## Data for the task

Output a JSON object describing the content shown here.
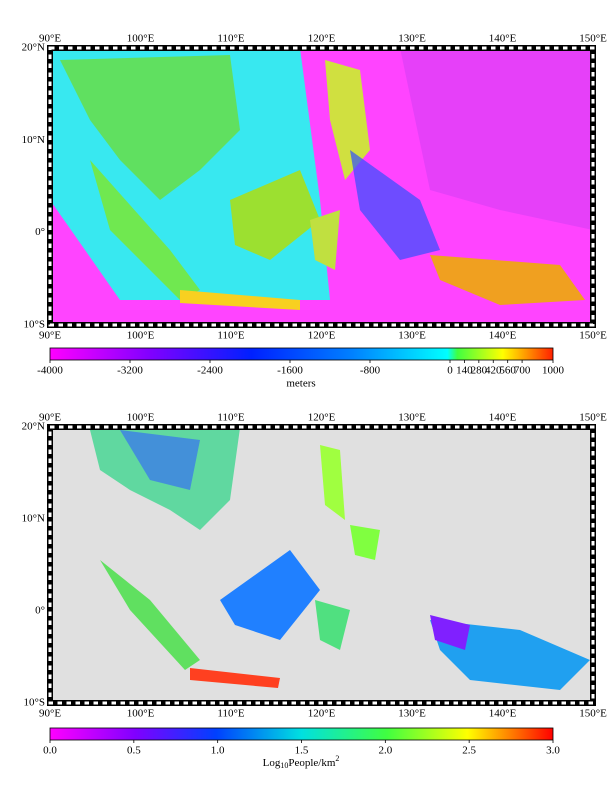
{
  "maps": [
    {
      "lon_labels": [
        "90°E",
        "100°E",
        "110°E",
        "120°E",
        "130°E",
        "140°E",
        "150°E"
      ],
      "lat_labels": [
        "20°N",
        "10°N",
        "0°",
        "10°S"
      ],
      "colorbar": {
        "ticks": [
          -4000,
          -3200,
          -2400,
          -1600,
          -800,
          0,
          140,
          280,
          420,
          560,
          700,
          1000
        ],
        "label": "meters"
      }
    },
    {
      "lon_labels": [
        "90°E",
        "100°E",
        "110°E",
        "120°E",
        "130°E",
        "140°E",
        "150°E"
      ],
      "lat_labels": [
        "20°N",
        "10°N",
        "0°",
        "10°S"
      ],
      "colorbar": {
        "ticks": [
          {
            "value": 0,
            "label": "0.0"
          },
          {
            "value": 0.5,
            "label": "0.5"
          },
          {
            "value": 1,
            "label": "1.0"
          },
          {
            "value": 1.5,
            "label": "1.5"
          },
          {
            "value": 2,
            "label": "2.0"
          },
          {
            "value": 2.5,
            "label": "2.5"
          },
          {
            "value": 3,
            "label": "3.0"
          }
        ],
        "label": {
          "prefix": "Log",
          "sub": "10",
          "main": "People/km",
          "sup": "2"
        }
      }
    }
  ]
}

## Exercise objective
Return all of the entries exactly as written, but drop any pictures they hold.

## Output for this exercise
Output a JSON object describing the content shown here.
{
  "maps": [
    {
      "lon_labels": [
        "90°E",
        "100°E",
        "110°E",
        "120°E",
        "130°E",
        "140°E",
        "150°E"
      ],
      "lat_labels": [
        "20°N",
        "10°N",
        "0°",
        "10°S"
      ],
      "colorbar": {
        "ticks": [
          -4000,
          -3200,
          -2400,
          -1600,
          -800,
          0,
          140,
          280,
          420,
          560,
          700,
          1000
        ],
        "label": "meters"
      }
    },
    {
      "lon_labels": [
        "90°E",
        "100°E",
        "110°E",
        "120°E",
        "130°E",
        "140°E",
        "150°E"
      ],
      "lat_labels": [
        "20°N",
        "10°N",
        "0°",
        "10°S"
      ],
      "colorbar": {
        "ticks": [
          {
            "value": 0,
            "label": "0.0"
          },
          {
            "value": 0.5,
            "label": "0.5"
          },
          {
            "value": 1,
            "label": "1.0"
          },
          {
            "value": 1.5,
            "label": "1.5"
          },
          {
            "value": 2,
            "label": "2.0"
          },
          {
            "value": 2.5,
            "label": "2.5"
          },
          {
            "value": 3,
            "label": "3.0"
          }
        ],
        "label": {
          "prefix": "Log",
          "sub": "10",
          "main": "People/km",
          "sup": "2"
        }
      }
    }
  ]
}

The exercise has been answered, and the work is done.